▶ [Problem to work on]:
Every entry below must appear again, exactly as written.

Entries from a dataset

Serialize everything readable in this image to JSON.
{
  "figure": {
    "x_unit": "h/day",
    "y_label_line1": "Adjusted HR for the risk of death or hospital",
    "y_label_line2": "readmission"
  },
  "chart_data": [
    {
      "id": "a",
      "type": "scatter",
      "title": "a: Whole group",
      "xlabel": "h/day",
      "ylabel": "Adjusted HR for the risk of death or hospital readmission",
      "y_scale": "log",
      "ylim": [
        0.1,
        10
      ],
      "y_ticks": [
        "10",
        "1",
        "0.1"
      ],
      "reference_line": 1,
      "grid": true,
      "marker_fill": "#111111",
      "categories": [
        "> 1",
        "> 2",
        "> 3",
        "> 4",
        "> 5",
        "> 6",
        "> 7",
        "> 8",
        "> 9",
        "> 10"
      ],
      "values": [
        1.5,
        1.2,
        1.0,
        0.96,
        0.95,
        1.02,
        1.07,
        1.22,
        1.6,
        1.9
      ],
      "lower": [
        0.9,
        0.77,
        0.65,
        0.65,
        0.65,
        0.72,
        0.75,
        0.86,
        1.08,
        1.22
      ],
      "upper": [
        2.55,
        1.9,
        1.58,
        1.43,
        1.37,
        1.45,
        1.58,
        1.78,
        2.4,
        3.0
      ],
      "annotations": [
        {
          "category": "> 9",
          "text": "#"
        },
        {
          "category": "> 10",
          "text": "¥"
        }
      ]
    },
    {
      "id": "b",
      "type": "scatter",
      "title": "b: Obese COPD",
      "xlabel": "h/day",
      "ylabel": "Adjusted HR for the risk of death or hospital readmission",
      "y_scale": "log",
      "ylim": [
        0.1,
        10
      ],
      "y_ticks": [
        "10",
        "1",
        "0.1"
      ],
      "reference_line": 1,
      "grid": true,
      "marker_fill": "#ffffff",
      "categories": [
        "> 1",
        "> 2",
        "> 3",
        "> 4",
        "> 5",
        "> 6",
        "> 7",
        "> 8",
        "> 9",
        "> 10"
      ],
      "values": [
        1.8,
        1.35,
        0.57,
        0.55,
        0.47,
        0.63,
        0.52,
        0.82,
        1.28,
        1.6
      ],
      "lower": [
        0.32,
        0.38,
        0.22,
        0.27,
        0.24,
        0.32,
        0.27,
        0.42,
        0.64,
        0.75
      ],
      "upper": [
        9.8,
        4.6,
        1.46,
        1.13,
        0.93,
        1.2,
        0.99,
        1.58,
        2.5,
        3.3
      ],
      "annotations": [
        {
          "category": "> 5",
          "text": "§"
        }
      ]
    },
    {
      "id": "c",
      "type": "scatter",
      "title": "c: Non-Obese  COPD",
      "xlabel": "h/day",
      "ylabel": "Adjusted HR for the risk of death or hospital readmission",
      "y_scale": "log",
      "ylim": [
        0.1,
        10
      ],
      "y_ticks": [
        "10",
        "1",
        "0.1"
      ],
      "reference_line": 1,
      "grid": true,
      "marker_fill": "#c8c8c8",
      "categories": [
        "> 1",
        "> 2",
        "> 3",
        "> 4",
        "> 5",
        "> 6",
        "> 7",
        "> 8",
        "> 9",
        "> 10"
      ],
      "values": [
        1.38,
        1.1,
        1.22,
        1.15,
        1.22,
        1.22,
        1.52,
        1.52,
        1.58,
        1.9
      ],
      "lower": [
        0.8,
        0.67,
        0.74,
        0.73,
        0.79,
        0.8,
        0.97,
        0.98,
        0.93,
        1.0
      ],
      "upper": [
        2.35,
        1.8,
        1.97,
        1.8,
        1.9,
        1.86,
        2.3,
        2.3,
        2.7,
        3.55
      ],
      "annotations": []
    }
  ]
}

▶ [Result for this exercise]:
Serialize everything readable in this image to JSON.
{
  "figure": {
    "x_unit": "h/day",
    "y_label_line1": "Adjusted HR for the risk of death or hospital",
    "y_label_line2": "readmission"
  },
  "chart_data": [
    {
      "id": "a",
      "type": "scatter",
      "title": "a: Whole group",
      "xlabel": "h/day",
      "ylabel": "Adjusted HR for the risk of death or hospital readmission",
      "y_scale": "log",
      "ylim": [
        0.1,
        10
      ],
      "y_ticks": [
        "10",
        "1",
        "0.1"
      ],
      "reference_line": 1,
      "grid": true,
      "marker_fill": "#111111",
      "categories": [
        "> 1",
        "> 2",
        "> 3",
        "> 4",
        "> 5",
        "> 6",
        "> 7",
        "> 8",
        "> 9",
        "> 10"
      ],
      "values": [
        1.5,
        1.2,
        1.0,
        0.96,
        0.95,
        1.02,
        1.07,
        1.22,
        1.6,
        1.9
      ],
      "lower": [
        0.9,
        0.77,
        0.65,
        0.65,
        0.65,
        0.72,
        0.75,
        0.86,
        1.08,
        1.22
      ],
      "upper": [
        2.55,
        1.9,
        1.58,
        1.43,
        1.37,
        1.45,
        1.58,
        1.78,
        2.4,
        3.0
      ],
      "annotations": [
        {
          "category": "> 9",
          "text": "#"
        },
        {
          "category": "> 10",
          "text": "¥"
        }
      ]
    },
    {
      "id": "b",
      "type": "scatter",
      "title": "b: Obese COPD",
      "xlabel": "h/day",
      "ylabel": "Adjusted HR for the risk of death or hospital readmission",
      "y_scale": "log",
      "ylim": [
        0.1,
        10
      ],
      "y_ticks": [
        "10",
        "1",
        "0.1"
      ],
      "reference_line": 1,
      "grid": true,
      "marker_fill": "#ffffff",
      "categories": [
        "> 1",
        "> 2",
        "> 3",
        "> 4",
        "> 5",
        "> 6",
        "> 7",
        "> 8",
        "> 9",
        "> 10"
      ],
      "values": [
        1.8,
        1.35,
        0.57,
        0.55,
        0.47,
        0.63,
        0.52,
        0.82,
        1.28,
        1.6
      ],
      "lower": [
        0.32,
        0.38,
        0.22,
        0.27,
        0.24,
        0.32,
        0.27,
        0.42,
        0.64,
        0.75
      ],
      "upper": [
        9.8,
        4.6,
        1.46,
        1.13,
        0.93,
        1.2,
        0.99,
        1.58,
        2.5,
        3.3
      ],
      "annotations": [
        {
          "category": "> 5",
          "text": "§"
        }
      ]
    },
    {
      "id": "c",
      "type": "scatter",
      "title": "c: Non-Obese  COPD",
      "xlabel": "h/day",
      "ylabel": "Adjusted HR for the risk of death or hospital readmission",
      "y_scale": "log",
      "ylim": [
        0.1,
        10
      ],
      "y_ticks": [
        "10",
        "1",
        "0.1"
      ],
      "reference_line": 1,
      "grid": true,
      "marker_fill": "#c8c8c8",
      "categories": [
        "> 1",
        "> 2",
        "> 3",
        "> 4",
        "> 5",
        "> 6",
        "> 7",
        "> 8",
        "> 9",
        "> 10"
      ],
      "values": [
        1.38,
        1.1,
        1.22,
        1.15,
        1.22,
        1.22,
        1.52,
        1.52,
        1.58,
        1.9
      ],
      "lower": [
        0.8,
        0.67,
        0.74,
        0.73,
        0.79,
        0.8,
        0.97,
        0.98,
        0.93,
        1.0
      ],
      "upper": [
        2.35,
        1.8,
        1.97,
        1.8,
        1.9,
        1.86,
        2.3,
        2.3,
        2.7,
        3.55
      ],
      "annotations": []
    }
  ]
}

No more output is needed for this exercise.